§ **Given exercise**: Look through the data below. Show each line where the string "this" occurs.

+ + + +

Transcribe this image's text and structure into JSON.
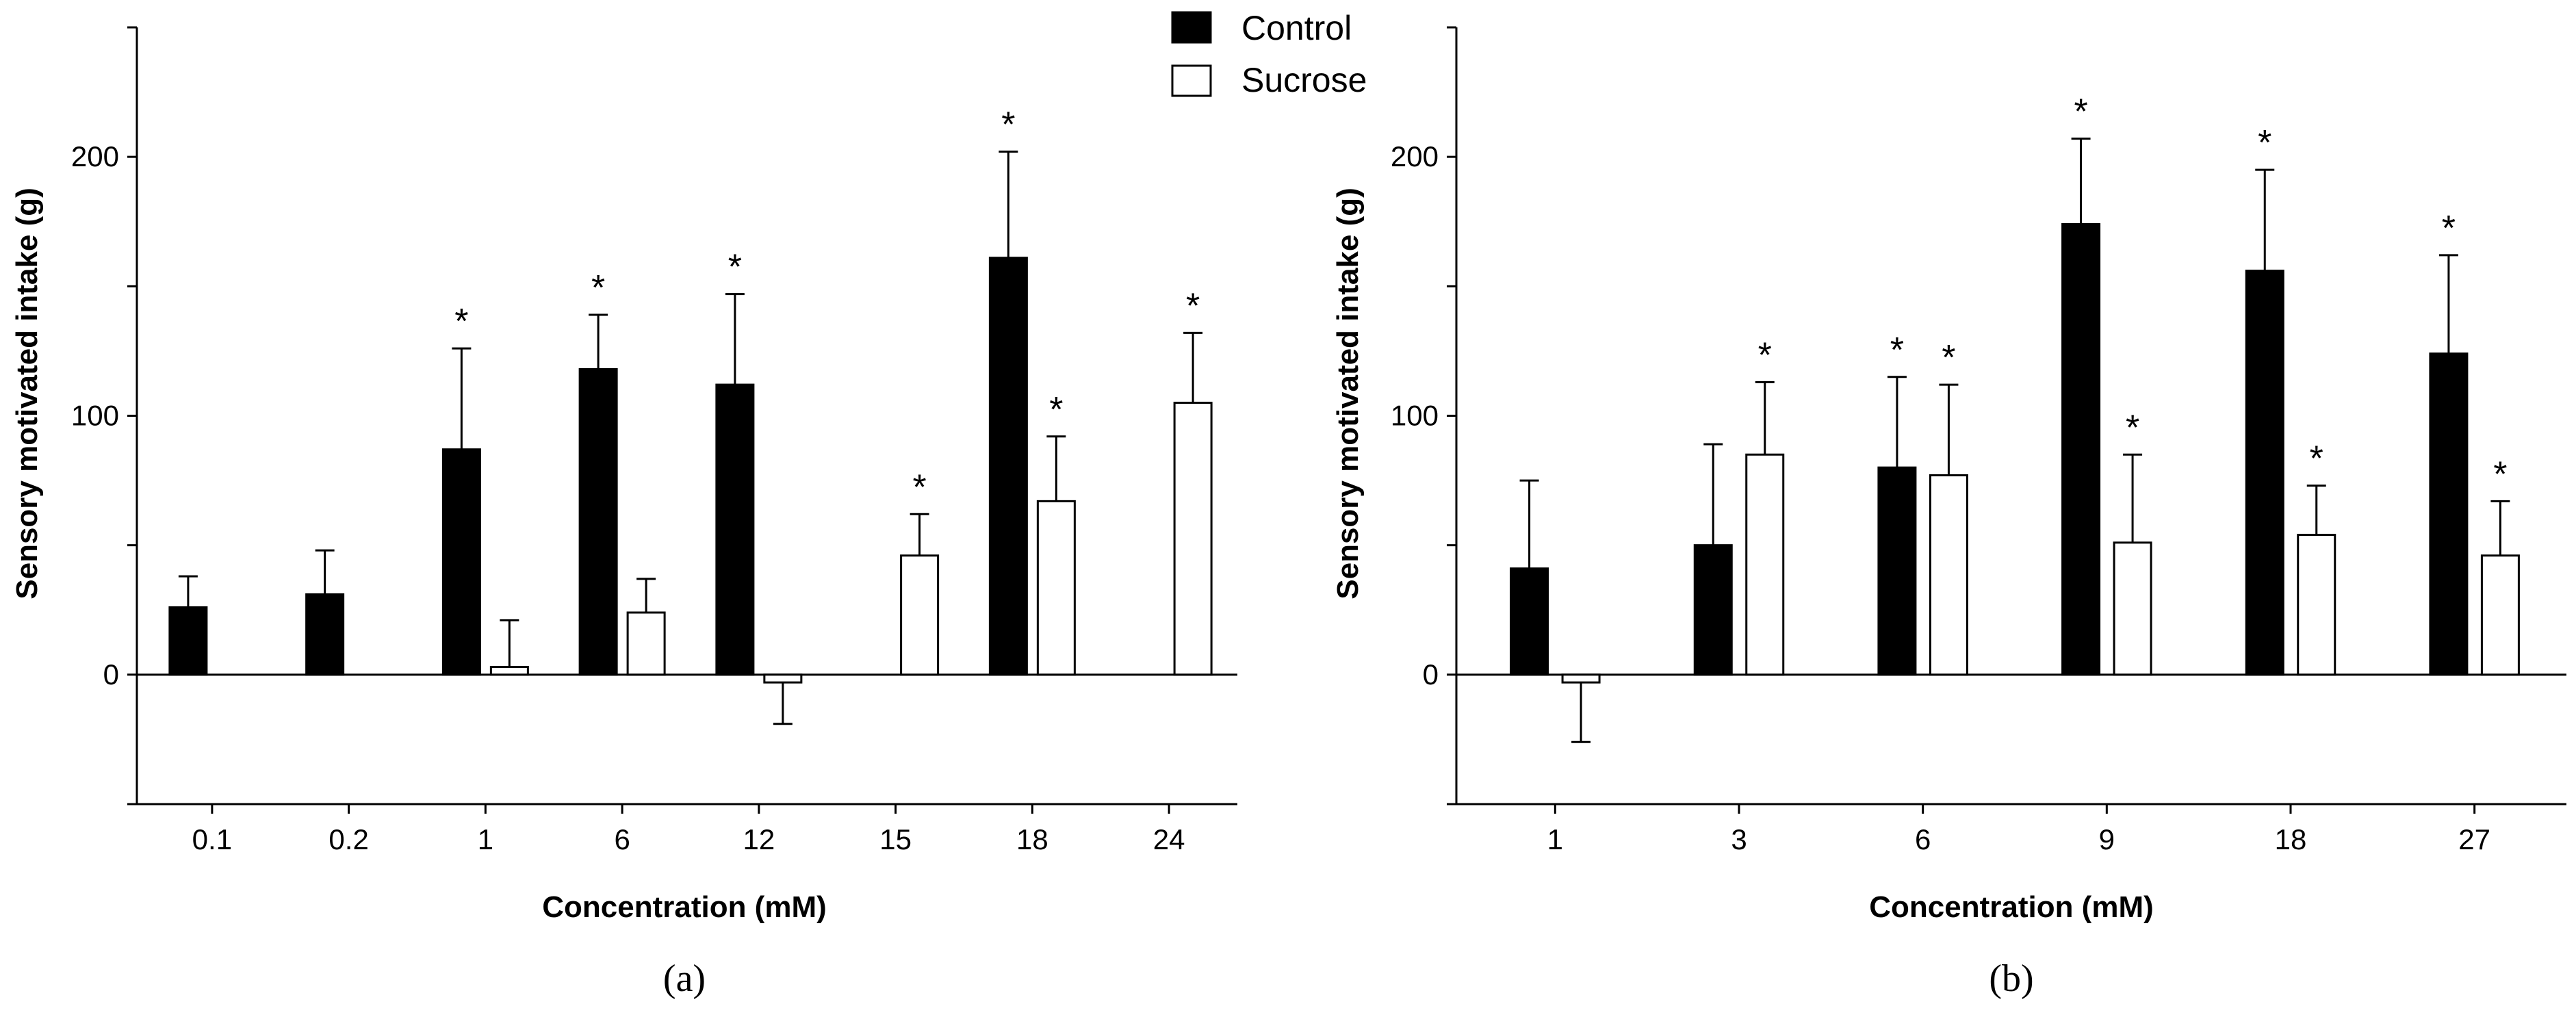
{
  "legend": [
    {
      "label": "Control",
      "fill": "#000000"
    },
    {
      "label": "Sucrose",
      "fill": "#ffffff"
    }
  ],
  "colors": {
    "control": "#000000",
    "sucrose": "#ffffff",
    "stroke": "#000000"
  },
  "chart_data": [
    {
      "type": "bar",
      "panel": "a",
      "panel_label": "(a)",
      "xlabel": "Concentration (mM)",
      "ylabel": "Sensory motivated intake (g)",
      "ylim": [
        -50,
        250
      ],
      "yticks": [
        0,
        100,
        200
      ],
      "categories": [
        "0.1",
        "0.2",
        "1",
        "6",
        "12",
        "15",
        "18",
        "24"
      ],
      "series": [
        {
          "name": "Control",
          "values": [
            26,
            31,
            87,
            118,
            112,
            null,
            161,
            null
          ],
          "errors": [
            12,
            17,
            39,
            21,
            35,
            null,
            41,
            null
          ],
          "significant": [
            false,
            false,
            true,
            true,
            true,
            false,
            true,
            false
          ]
        },
        {
          "name": "Sucrose",
          "values": [
            null,
            null,
            3,
            24,
            -3,
            46,
            67,
            105
          ],
          "errors": [
            null,
            null,
            18,
            13,
            16,
            16,
            25,
            27
          ],
          "significant": [
            false,
            false,
            false,
            false,
            false,
            true,
            true,
            true
          ]
        }
      ],
      "significance_marker": "*"
    },
    {
      "type": "bar",
      "panel": "b",
      "panel_label": "(b)",
      "xlabel": "Concentration (mM)",
      "ylabel": "Sensory motivated intake (g)",
      "ylim": [
        -50,
        250
      ],
      "yticks": [
        0,
        100,
        200
      ],
      "categories": [
        "1",
        "3",
        "6",
        "9",
        "18",
        "27"
      ],
      "series": [
        {
          "name": "Control",
          "values": [
            41,
            50,
            80,
            174,
            156,
            124
          ],
          "errors": [
            34,
            39,
            35,
            33,
            39,
            38
          ],
          "significant": [
            false,
            false,
            true,
            true,
            true,
            true
          ]
        },
        {
          "name": "Sucrose",
          "values": [
            -3,
            85,
            77,
            51,
            54,
            46
          ],
          "errors": [
            23,
            28,
            35,
            34,
            19,
            21
          ],
          "significant": [
            false,
            true,
            true,
            true,
            true,
            true
          ]
        }
      ],
      "significance_marker": "*"
    }
  ]
}
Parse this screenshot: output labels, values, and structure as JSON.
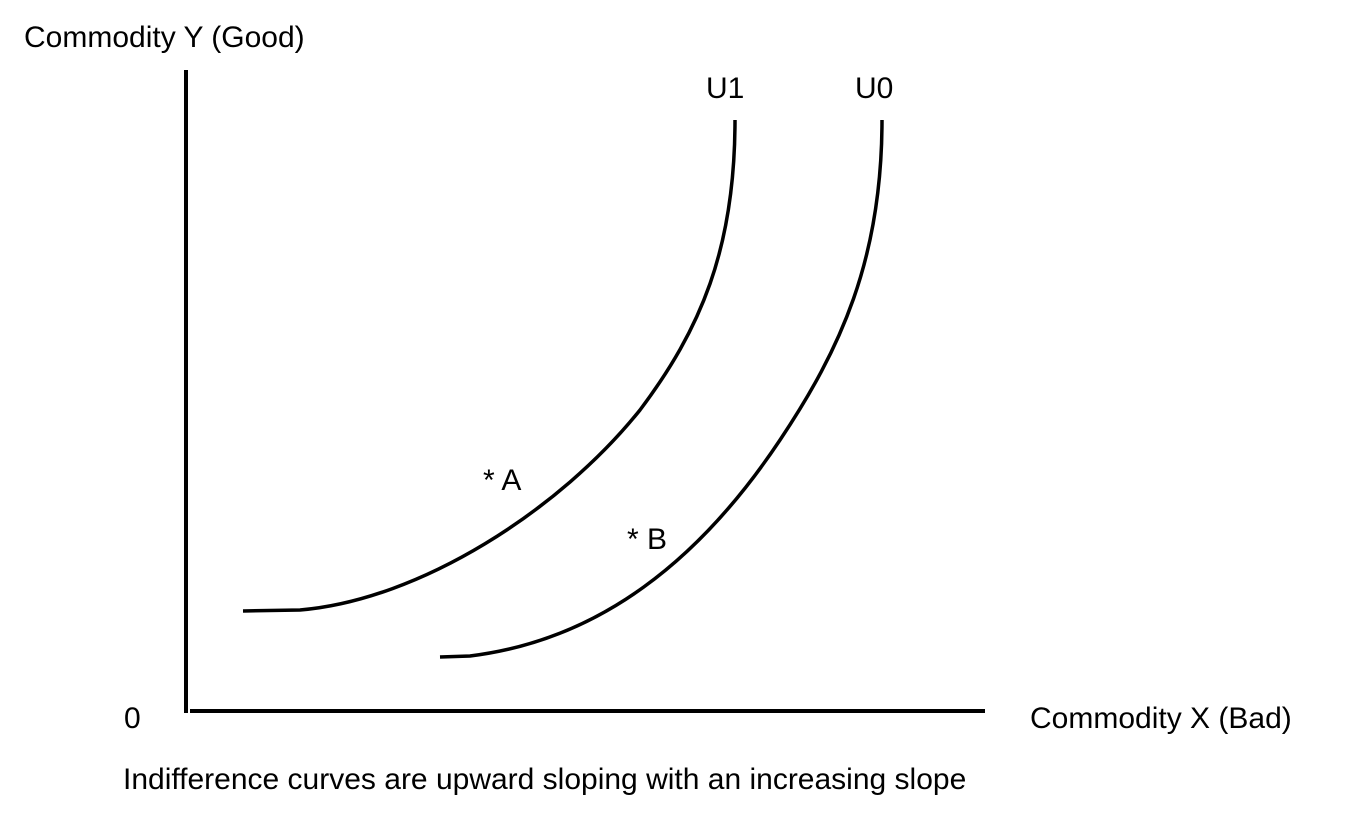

+ + + +

§ **Solution**:
Transcribe this image's text and structure into JSON.
Parse this screenshot: output labels, values, and structure as JSON.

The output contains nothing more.